(Trecho fornecido):
Não entenderíamos o significado da cultura popular na sociedade medieval, se pensássemos nela como sendo uma cultura completamente separada da dos grupos dominantes, de condescendência ou de revolta. Estava, ao contrário, profundamente unida a esta, exercendo a crítica da ordem estabelecida de tal forma que ajudava a lembrar, às classes dominantes, a necessidade de respeitar as regras do jogo, contribuindo, assim, para aliviar tensões.

(O problema):
Reescreva a passagem sobre a cultura popular medieval, do trecho "Não entenderíamos o" até "para aliviar tensões.", trocando "sociedade medieval" por "Europa medieval".

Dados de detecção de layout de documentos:

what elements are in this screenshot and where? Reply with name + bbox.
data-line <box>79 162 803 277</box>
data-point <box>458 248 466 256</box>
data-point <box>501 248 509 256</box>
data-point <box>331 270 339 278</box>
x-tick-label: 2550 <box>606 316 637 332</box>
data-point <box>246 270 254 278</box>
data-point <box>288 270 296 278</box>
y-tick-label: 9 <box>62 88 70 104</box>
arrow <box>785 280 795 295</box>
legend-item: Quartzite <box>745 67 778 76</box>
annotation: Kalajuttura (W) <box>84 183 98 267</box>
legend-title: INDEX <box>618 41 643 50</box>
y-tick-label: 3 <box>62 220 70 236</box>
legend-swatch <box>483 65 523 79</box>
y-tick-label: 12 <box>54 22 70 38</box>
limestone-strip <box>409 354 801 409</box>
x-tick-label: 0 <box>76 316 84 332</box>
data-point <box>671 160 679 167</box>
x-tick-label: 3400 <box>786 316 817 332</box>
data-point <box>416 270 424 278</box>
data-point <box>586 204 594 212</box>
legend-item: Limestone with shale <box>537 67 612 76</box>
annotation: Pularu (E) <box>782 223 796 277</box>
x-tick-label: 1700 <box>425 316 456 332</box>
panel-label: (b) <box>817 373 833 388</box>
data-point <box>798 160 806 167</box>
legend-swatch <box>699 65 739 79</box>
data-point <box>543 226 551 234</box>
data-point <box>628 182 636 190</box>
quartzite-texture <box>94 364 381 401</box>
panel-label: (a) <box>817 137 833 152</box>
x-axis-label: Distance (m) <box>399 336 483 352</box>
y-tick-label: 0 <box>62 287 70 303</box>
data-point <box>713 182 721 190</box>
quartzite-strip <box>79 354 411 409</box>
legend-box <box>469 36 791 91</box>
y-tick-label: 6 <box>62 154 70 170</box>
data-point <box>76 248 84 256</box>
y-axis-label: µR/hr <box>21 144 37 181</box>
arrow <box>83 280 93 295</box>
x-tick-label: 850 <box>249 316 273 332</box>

(Resposta):
Não entenderíamos o significado da cultura popular na Europa medieval, se pensássemos nela como sendo uma cultura completamente separada da dos grupos dominantes, de condescendência ou de revolta. Estava, ao contrário, profundamente unida a esta, exercendo a crítica da ordem estabelecida de tal forma que ajudava a lembrar, às classes dominantes, a necessidade de respeitar as regras do jogo, contribuindo, assim, para aliviar tensões.